### Listed entries ###

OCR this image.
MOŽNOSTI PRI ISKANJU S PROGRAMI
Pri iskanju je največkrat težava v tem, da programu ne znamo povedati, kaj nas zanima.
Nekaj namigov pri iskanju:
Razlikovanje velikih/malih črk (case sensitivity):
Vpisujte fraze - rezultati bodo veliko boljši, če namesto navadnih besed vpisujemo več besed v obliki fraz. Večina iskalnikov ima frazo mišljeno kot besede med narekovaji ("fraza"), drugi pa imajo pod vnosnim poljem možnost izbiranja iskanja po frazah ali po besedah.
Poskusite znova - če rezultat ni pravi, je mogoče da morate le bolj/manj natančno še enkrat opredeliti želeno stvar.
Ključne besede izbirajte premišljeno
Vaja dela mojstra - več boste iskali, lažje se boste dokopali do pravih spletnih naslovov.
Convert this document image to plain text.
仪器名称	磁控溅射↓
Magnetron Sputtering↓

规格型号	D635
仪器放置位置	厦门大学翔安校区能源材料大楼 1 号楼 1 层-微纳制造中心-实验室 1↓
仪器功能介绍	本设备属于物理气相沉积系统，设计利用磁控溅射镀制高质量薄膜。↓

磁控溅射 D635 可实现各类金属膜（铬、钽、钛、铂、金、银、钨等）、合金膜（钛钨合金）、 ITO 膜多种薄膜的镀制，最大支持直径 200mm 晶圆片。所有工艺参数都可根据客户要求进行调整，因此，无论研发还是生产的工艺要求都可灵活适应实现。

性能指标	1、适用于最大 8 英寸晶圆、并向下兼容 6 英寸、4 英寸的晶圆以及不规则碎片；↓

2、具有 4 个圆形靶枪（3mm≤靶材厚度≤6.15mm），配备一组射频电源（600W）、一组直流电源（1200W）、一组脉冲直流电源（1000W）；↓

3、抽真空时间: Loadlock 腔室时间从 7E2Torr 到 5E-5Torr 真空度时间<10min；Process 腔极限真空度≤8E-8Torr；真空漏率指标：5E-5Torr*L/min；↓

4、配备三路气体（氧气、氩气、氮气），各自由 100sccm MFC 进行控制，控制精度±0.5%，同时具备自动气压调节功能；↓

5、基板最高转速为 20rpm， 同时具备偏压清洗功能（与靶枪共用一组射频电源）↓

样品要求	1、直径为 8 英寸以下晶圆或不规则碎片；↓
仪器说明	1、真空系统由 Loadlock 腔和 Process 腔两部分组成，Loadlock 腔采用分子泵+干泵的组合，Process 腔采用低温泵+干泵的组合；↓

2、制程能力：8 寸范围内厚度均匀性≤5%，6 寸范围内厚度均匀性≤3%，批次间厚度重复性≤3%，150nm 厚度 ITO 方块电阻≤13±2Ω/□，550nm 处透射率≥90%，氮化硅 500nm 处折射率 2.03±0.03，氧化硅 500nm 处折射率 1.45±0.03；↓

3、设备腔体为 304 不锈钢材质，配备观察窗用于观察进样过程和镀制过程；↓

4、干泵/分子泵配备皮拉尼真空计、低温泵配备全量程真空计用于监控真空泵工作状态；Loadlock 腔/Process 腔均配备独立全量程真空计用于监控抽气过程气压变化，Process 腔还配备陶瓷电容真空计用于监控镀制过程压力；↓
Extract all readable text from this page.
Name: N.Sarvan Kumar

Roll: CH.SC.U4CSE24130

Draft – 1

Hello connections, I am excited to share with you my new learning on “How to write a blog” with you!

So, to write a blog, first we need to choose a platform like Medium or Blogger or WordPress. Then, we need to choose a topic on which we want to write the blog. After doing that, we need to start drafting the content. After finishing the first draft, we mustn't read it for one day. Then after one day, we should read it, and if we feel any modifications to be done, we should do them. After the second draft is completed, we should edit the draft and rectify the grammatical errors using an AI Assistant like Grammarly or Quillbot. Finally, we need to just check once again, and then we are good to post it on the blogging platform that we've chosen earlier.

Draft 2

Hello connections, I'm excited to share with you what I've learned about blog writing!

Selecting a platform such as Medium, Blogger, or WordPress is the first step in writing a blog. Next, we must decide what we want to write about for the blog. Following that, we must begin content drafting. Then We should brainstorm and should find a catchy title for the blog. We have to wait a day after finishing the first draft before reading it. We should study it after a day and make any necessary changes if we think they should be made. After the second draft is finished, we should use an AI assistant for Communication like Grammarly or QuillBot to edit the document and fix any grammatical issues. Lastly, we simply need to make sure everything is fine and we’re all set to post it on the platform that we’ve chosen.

###

• **What you are asked to do**: Identify and extract each line of the listing that contains "Process".

• **Solution to the exercise**:
3、抽真空时间: Loadlock 腔室时间从 7E2Torr 到 5E-5Torr 真空度时间<10min；Process 腔极限真空度≤8E-8Torr；真空漏率指标：5E-5Torr*L/min；↓
仪器说明	1、真空系统由 Loadlock 腔和 Process 腔两部分组成，Loadlock 腔采用分子泵+干泵的组合，Process 腔采用低温泵+干泵的组合；↓
4、干泵/分子泵配备皮拉尼真空计、低温泵配备全量程真空计用于监控真空泵工作状态；Loadlock 腔/Process 腔均配备独立全量程真空计用于监控抽气过程气压变化，Process 腔还配备陶瓷电容真空计用于监控镀制过程压力；↓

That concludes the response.